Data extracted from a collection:
__________________________________________________

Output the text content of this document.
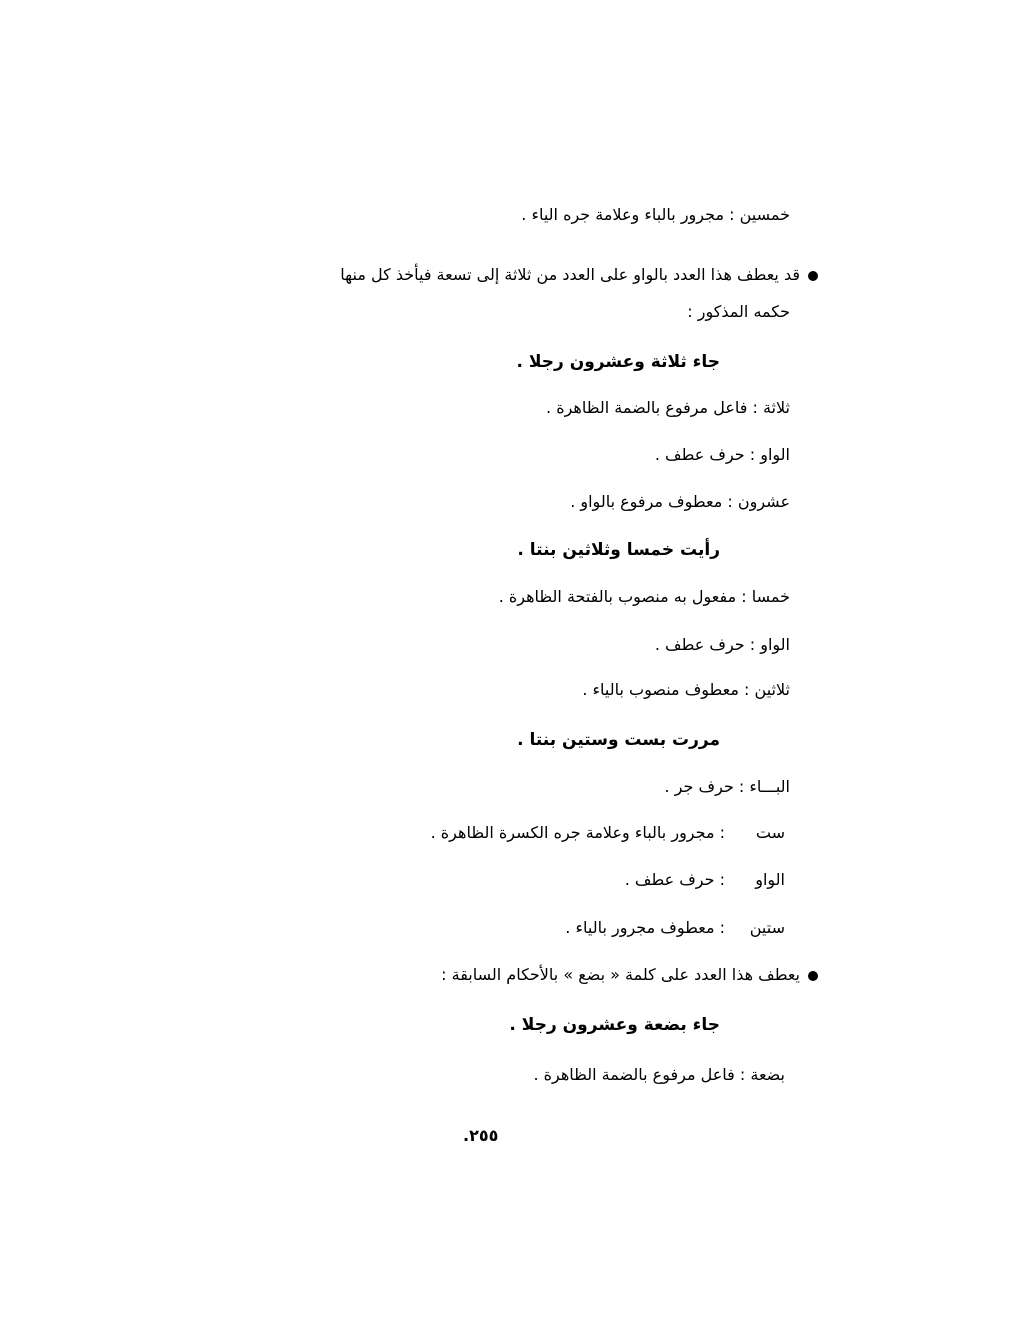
خمسين : مجرور بالباء وعلامة جره الياء .
قد يعطف هذا العدد بالواو على العدد من ثلاثة إلى تسعة فيأخذ كل منها
حكمه المذكور :
جاء ثلاثة وعشرون رجلا .
ثلاثة : فاعل مرفوع بالضمة الظاهرة .
الواو : حرف عطف .
عشرون : معطوف مرفوع بالواو .
رأيت خمسا وثلاثين بنتا .
خمسا : مفعول به منصوب بالفتحة الظاهرة .
الواو : حرف عطف .
ثلاثين : معطوف منصوب بالياء .
مررت بست وستين بنتا .
البـــاء : حرف جر .
ست: مجرور بالباء وعلامة جره الكسرة الظاهرة .
الواو: حرف عطف .
ستين: معطوف مجرور بالياء .
يعطف هذا العدد على كلمة « بضع » بالأحكام السابقة :
جاء بضعة وعشرون رجلا .
بضعة : فاعل مرفوع بالضمة الظاهرة .
.٢٥٥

__________________________________________________

■ Problem statement ■
Skip the pictures and transcribe the rest of the records exactly.

■ Answer ■
Output the text content of this document.
خمسين : مجرور بالباء وعلامة جره الياء .
قد يعطف هذا العدد بالواو على العدد من ثلاثة إلى تسعة فيأخذ كل منها
حكمه المذكور :
جاء ثلاثة وعشرون رجلا .
ثلاثة : فاعل مرفوع بالضمة الظاهرة .
الواو : حرف عطف .
عشرون : معطوف مرفوع بالواو .
رأيت خمسا وثلاثين بنتا .
خمسا : مفعول به منصوب بالفتحة الظاهرة .
الواو : حرف عطف .
ثلاثين : معطوف منصوب بالياء .
مررت بست وستين بنتا .
البـــاء : حرف جر .
ست: مجرور بالباء وعلامة جره الكسرة الظاهرة .
الواو: حرف عطف .
ستين: معطوف مجرور بالياء .
يعطف هذا العدد على كلمة « بضع » بالأحكام السابقة :
جاء بضعة وعشرون رجلا .
بضعة : فاعل مرفوع بالضمة الظاهرة .
.٢٥٥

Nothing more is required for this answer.